| WHAT TO DO |
Copy each line of the records that contains the word "同梱希望".

[Collected data entries]
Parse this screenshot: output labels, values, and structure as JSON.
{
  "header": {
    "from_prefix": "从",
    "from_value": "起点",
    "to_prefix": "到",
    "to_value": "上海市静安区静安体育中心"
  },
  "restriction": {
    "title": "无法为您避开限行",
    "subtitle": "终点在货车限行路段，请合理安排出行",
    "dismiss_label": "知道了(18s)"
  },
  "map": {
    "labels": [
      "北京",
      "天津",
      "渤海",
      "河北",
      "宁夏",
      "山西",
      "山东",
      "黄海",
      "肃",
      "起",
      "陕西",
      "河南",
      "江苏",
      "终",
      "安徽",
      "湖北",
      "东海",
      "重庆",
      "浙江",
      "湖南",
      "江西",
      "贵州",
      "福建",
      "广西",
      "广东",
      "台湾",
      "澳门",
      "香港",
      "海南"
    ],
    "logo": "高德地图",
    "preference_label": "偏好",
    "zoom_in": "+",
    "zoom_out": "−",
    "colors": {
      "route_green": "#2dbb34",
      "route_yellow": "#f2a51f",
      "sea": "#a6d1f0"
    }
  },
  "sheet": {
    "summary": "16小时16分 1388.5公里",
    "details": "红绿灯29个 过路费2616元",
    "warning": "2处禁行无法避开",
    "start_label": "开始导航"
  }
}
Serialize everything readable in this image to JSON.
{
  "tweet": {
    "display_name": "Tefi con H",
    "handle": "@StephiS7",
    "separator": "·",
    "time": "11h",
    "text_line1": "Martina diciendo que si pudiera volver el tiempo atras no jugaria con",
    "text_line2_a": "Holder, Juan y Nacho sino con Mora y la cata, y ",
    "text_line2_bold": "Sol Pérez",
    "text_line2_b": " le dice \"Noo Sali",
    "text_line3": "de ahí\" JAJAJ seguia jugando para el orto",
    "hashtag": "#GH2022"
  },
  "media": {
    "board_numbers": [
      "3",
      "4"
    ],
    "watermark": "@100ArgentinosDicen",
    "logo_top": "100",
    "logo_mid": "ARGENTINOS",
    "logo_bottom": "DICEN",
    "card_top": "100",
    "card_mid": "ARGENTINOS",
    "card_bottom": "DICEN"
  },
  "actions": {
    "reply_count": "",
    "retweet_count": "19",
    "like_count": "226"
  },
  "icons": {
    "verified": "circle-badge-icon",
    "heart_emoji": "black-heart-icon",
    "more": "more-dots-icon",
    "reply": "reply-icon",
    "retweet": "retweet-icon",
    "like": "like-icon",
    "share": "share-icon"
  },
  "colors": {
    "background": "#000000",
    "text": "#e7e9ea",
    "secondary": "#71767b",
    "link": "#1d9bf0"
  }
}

...

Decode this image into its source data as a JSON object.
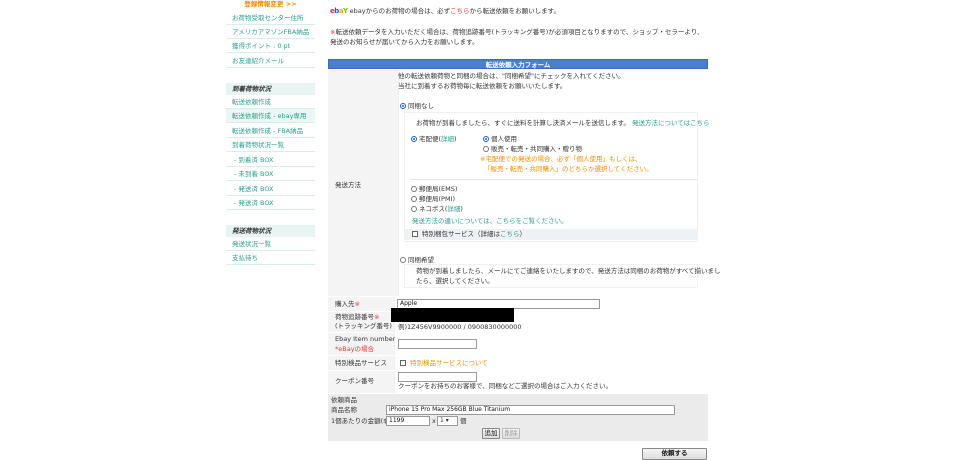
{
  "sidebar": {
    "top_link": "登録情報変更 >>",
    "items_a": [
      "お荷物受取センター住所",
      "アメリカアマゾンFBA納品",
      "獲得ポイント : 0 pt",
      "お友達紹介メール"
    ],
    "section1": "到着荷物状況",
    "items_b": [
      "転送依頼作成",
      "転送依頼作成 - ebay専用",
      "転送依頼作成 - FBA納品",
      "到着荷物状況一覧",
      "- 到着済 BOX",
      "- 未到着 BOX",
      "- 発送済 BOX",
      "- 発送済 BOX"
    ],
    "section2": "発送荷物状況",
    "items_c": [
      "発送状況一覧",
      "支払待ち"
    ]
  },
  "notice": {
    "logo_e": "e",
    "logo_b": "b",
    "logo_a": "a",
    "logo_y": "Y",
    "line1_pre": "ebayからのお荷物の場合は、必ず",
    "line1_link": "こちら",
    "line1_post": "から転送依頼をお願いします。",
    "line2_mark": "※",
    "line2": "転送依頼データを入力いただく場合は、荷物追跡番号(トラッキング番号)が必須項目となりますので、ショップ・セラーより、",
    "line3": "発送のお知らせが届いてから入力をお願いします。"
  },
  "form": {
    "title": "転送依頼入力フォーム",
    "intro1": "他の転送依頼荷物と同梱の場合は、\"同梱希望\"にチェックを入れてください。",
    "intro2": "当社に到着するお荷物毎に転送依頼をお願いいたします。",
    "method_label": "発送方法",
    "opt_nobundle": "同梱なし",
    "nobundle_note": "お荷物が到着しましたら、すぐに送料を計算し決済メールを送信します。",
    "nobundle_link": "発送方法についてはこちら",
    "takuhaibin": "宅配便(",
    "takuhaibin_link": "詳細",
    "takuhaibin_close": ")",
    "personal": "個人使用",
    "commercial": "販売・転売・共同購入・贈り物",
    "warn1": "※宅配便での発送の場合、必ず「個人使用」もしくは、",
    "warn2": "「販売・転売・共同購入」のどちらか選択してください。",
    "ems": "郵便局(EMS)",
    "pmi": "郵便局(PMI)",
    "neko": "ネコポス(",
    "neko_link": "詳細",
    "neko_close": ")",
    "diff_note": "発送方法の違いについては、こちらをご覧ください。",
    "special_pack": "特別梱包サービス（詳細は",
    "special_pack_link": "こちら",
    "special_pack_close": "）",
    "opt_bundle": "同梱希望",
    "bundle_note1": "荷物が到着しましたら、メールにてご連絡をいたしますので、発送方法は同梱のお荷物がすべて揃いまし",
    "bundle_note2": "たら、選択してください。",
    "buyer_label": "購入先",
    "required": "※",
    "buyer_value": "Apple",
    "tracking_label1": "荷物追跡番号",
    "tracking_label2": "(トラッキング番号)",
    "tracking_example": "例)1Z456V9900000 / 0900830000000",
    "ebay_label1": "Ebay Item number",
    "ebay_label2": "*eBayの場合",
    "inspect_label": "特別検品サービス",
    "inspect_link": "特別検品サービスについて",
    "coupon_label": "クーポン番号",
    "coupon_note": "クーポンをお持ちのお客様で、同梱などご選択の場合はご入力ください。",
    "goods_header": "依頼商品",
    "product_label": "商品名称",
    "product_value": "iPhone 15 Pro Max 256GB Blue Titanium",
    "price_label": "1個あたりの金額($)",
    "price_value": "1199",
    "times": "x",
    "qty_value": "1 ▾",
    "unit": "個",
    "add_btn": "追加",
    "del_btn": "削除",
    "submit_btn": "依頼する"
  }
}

| RIGHT ANSWER |
    "intro1": "他の転送依頼荷物と同梱の場合は、\"同梱希望\"にチェックを入れてください。",
    "opt_bundle": "同梱希望",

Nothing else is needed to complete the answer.